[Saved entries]
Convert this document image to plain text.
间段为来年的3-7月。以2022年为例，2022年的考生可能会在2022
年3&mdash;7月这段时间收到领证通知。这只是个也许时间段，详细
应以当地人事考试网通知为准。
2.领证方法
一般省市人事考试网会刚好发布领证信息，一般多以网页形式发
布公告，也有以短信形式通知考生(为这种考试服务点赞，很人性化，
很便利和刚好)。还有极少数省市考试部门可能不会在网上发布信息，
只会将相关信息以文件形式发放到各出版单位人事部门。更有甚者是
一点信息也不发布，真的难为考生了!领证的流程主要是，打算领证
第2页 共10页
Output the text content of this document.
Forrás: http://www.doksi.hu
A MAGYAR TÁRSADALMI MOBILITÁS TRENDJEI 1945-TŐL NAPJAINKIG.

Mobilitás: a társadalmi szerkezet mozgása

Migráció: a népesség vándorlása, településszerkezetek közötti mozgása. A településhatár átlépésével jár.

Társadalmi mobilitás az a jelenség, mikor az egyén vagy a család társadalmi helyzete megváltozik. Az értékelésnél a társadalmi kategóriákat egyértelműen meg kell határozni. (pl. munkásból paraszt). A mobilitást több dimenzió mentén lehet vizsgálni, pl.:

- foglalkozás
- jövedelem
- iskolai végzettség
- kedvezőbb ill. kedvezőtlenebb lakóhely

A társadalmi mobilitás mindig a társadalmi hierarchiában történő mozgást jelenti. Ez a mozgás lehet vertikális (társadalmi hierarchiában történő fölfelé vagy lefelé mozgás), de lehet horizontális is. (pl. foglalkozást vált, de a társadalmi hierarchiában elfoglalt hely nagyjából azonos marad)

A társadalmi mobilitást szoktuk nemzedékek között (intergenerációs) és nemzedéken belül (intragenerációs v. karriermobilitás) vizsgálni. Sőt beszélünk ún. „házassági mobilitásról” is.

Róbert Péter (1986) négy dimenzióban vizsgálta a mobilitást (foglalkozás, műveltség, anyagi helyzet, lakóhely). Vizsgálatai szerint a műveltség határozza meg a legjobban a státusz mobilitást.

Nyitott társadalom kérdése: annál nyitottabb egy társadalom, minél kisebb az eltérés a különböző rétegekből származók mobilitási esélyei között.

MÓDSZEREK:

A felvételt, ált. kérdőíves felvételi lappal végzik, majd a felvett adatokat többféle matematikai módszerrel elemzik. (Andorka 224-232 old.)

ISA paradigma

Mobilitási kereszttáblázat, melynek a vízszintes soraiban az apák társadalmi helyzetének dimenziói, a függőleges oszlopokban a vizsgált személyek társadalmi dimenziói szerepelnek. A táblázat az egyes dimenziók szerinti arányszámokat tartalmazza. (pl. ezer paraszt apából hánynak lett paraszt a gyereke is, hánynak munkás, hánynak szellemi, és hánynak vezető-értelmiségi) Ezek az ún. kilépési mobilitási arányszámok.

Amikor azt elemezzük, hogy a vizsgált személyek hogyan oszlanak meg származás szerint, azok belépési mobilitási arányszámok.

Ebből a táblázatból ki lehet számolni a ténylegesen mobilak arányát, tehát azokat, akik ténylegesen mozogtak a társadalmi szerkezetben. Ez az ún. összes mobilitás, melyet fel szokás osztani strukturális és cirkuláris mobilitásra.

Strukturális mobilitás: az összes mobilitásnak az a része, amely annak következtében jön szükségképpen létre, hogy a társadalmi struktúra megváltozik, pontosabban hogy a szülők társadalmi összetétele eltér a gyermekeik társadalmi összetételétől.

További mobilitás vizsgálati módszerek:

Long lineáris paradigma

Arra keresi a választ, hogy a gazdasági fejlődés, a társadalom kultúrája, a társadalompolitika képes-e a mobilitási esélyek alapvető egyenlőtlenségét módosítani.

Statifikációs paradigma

= What you have to do =
Extract the data in full. Keep it word for word.

= The output =
Convert this document image to plain text.
间段为来年的3-7月。以2022年为例，2022年的考生可能会在2022
年3&mdash;7月这段时间收到领证通知。这只是个也许时间段，详细
应以当地人事考试网通知为准。
2.领证方法
一般省市人事考试网会刚好发布领证信息，一般多以网页形式发
布公告，也有以短信形式通知考生(为这种考试服务点赞，很人性化，
很便利和刚好)。还有极少数省市考试部门可能不会在网上发布信息，
只会将相关信息以文件形式发放到各出版单位人事部门。更有甚者是
一点信息也不发布，真的难为考生了!领证的流程主要是，打算领证
第2页 共10页
Output the text content of this document.
Forrás: http://www.doksi.hu
A MAGYAR TÁRSADALMI MOBILITÁS TRENDJEI 1945-TŐL NAPJAINKIG.

Mobilitás: a társadalmi szerkezet mozgása

Migráció: a népesség vándorlása, településszerkezetek közötti mozgása. A településhatár átlépésével jár.

Társadalmi mobilitás az a jelenség, mikor az egyén vagy a család társadalmi helyzete megváltozik. Az értékelésnél a társadalmi kategóriákat egyértelműen meg kell határozni. (pl. munkásból paraszt). A mobilitást több dimenzió mentén lehet vizsgálni, pl.:

- foglalkozás
- jövedelem
- iskolai végzettség
- kedvezőbb ill. kedvezőtlenebb lakóhely

A társadalmi mobilitás mindig a társadalmi hierarchiában történő mozgást jelenti. Ez a mozgás lehet vertikális (társadalmi hierarchiában történő fölfelé vagy lefelé mozgás), de lehet horizontális is. (pl. foglalkozást vált, de a társadalmi hierarchiában elfoglalt hely nagyjából azonos marad)

A társadalmi mobilitást szoktuk nemzedékek között (intergenerációs) és nemzedéken belül (intragenerációs v. karriermobilitás) vizsgálni. Sőt beszélünk ún. „házassági mobilitásról” is.

Róbert Péter (1986) négy dimenzióban vizsgálta a mobilitást (foglalkozás, műveltség, anyagi helyzet, lakóhely). Vizsgálatai szerint a műveltség határozza meg a legjobban a státusz mobilitást.

Nyitott társadalom kérdése: annál nyitottabb egy társadalom, minél kisebb az eltérés a különböző rétegekből származók mobilitási esélyei között.

MÓDSZEREK:

A felvételt, ált. kérdőíves felvételi lappal végzik, majd a felvett adatokat többféle matematikai módszerrel elemzik. (Andorka 224-232 old.)

ISA paradigma

Mobilitási kereszttáblázat, melynek a vízszintes soraiban az apák társadalmi helyzetének dimenziói, a függőleges oszlopokban a vizsgált személyek társadalmi dimenziói szerepelnek. A táblázat az egyes dimenziók szerinti arányszámokat tartalmazza. (pl. ezer paraszt apából hánynak lett paraszt a gyereke is, hánynak munkás, hánynak szellemi, és hánynak vezető-értelmiségi) Ezek az ún. kilépési mobilitási arányszámok.

Amikor azt elemezzük, hogy a vizsgált személyek hogyan oszlanak meg származás szerint, azok belépési mobilitási arányszámok.

Ebből a táblázatból ki lehet számolni a ténylegesen mobilak arányát, tehát azokat, akik ténylegesen mozogtak a társadalmi szerkezetben. Ez az ún. összes mobilitás, melyet fel szokás osztani strukturális és cirkuláris mobilitásra.

Strukturális mobilitás: az összes mobilitásnak az a része, amely annak következtében jön szükségképpen létre, hogy a társadalmi struktúra megváltozik, pontosabban hogy a szülők társadalmi összetétele eltér a gyermekeik társadalmi összetételétől.

További mobilitás vizsgálati módszerek:

Long lineáris paradigma

Arra keresi a választ, hogy a gazdasági fejlődés, a társadalom kultúrája, a társadalompolitika képes-e a mobilitási esélyek alapvető egyenlőtlenségét módosítani.

Statifikációs paradigma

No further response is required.